(Written request):
Of the lines in this material, how many contain "Доля"? Answer with a single number only.

(Data listing):
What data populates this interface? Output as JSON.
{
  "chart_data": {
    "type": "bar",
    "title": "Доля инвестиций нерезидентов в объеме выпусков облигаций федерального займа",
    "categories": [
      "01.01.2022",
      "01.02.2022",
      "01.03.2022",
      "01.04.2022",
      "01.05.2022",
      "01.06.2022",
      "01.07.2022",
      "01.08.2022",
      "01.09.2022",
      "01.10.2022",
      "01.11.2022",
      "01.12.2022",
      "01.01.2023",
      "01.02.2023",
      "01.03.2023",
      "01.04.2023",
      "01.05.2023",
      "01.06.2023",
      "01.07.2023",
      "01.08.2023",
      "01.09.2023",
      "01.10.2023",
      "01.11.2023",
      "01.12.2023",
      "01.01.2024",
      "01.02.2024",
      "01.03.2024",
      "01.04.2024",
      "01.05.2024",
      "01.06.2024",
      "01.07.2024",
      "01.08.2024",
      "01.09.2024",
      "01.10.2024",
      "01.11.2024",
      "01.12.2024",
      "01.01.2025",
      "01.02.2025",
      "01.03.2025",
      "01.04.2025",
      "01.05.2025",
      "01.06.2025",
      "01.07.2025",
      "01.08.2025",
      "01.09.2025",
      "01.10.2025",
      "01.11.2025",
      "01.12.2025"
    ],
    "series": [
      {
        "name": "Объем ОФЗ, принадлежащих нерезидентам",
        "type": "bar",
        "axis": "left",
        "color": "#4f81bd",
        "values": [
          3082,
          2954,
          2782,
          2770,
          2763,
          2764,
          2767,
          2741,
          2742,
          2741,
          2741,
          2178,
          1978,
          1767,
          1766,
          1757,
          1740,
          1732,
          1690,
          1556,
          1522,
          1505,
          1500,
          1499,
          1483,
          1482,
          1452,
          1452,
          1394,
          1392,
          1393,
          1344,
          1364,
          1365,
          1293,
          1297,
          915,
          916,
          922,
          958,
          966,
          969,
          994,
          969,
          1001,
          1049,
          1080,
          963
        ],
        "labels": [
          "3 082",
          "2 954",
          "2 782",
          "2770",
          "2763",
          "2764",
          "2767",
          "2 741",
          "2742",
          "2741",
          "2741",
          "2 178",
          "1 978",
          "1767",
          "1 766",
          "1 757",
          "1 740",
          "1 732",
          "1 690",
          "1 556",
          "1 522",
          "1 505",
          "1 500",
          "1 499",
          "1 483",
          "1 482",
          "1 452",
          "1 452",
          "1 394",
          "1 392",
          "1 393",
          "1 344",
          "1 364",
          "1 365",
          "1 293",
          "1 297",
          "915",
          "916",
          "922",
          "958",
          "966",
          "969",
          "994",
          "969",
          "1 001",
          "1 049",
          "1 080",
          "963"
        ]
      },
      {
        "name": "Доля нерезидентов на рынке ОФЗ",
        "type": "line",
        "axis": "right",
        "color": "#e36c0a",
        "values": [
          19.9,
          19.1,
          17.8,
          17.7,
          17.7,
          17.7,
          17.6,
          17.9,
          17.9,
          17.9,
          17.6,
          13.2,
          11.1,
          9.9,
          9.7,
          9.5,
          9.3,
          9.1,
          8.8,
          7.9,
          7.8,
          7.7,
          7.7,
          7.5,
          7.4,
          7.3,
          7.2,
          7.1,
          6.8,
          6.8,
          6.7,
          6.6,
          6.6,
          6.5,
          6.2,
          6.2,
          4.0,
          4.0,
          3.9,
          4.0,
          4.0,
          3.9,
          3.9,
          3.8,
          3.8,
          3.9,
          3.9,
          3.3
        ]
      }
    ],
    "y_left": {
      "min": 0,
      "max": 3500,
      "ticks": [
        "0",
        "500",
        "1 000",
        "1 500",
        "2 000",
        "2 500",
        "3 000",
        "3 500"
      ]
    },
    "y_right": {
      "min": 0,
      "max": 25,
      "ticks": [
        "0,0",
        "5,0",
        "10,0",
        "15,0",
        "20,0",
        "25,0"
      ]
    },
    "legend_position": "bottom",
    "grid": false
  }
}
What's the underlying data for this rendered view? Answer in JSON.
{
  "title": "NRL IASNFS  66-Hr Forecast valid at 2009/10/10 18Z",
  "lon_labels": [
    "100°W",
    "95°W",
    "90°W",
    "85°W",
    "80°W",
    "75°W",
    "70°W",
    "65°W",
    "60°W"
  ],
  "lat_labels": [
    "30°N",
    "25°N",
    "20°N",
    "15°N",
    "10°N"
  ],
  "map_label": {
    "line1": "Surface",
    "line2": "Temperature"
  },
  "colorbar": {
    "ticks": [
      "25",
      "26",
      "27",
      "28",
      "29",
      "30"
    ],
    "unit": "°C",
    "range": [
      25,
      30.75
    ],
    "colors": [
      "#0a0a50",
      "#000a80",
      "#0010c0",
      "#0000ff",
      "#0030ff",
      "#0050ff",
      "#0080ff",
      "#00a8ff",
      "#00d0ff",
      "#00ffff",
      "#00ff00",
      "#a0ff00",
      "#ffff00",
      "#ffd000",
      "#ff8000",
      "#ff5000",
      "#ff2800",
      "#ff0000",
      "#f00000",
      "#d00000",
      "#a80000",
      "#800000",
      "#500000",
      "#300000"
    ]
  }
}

(Answer):
2